start RAW DATA

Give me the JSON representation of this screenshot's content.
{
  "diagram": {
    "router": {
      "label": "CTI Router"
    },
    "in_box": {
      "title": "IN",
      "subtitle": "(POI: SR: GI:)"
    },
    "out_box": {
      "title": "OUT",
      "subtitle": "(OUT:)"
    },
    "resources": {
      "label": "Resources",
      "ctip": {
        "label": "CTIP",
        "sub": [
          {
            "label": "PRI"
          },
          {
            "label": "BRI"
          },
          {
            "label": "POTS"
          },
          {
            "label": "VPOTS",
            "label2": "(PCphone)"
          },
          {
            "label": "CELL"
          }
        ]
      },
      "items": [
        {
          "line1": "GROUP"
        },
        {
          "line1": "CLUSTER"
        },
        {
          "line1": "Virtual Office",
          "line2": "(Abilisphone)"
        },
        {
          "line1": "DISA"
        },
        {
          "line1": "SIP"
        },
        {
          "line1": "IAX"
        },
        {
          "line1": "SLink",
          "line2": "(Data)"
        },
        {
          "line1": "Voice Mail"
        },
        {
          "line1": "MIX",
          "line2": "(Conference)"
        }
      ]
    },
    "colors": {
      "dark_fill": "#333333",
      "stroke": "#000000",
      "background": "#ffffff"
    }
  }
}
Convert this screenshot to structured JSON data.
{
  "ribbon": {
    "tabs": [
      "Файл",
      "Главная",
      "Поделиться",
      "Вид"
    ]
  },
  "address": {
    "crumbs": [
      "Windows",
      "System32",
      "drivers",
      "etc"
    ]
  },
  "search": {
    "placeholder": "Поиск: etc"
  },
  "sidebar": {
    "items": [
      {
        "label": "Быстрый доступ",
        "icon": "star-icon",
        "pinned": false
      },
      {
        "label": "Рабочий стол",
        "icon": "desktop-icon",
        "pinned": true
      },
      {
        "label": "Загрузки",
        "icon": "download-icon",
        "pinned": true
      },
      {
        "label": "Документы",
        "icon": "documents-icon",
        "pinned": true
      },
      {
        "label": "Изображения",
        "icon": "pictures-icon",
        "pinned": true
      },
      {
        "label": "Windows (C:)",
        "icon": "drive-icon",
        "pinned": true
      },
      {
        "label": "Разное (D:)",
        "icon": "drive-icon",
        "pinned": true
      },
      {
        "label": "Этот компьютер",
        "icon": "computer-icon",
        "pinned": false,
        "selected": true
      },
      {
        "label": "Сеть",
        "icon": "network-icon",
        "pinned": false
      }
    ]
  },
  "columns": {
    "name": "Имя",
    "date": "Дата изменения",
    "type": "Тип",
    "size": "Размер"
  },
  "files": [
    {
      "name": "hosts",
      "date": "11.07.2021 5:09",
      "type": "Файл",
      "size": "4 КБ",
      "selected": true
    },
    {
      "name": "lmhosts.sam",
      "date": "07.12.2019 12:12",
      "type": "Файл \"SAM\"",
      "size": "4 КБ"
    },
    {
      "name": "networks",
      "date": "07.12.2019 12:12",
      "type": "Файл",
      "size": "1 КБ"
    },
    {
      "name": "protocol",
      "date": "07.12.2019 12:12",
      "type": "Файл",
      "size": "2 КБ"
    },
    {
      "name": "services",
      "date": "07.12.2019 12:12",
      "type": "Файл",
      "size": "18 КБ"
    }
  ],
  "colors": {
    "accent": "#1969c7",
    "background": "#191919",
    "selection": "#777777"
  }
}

end RAW DATA

[OBJECTIVE]
Give only the count of lines in the data that include the string "background".

[EXERCISE RESPONSE]
2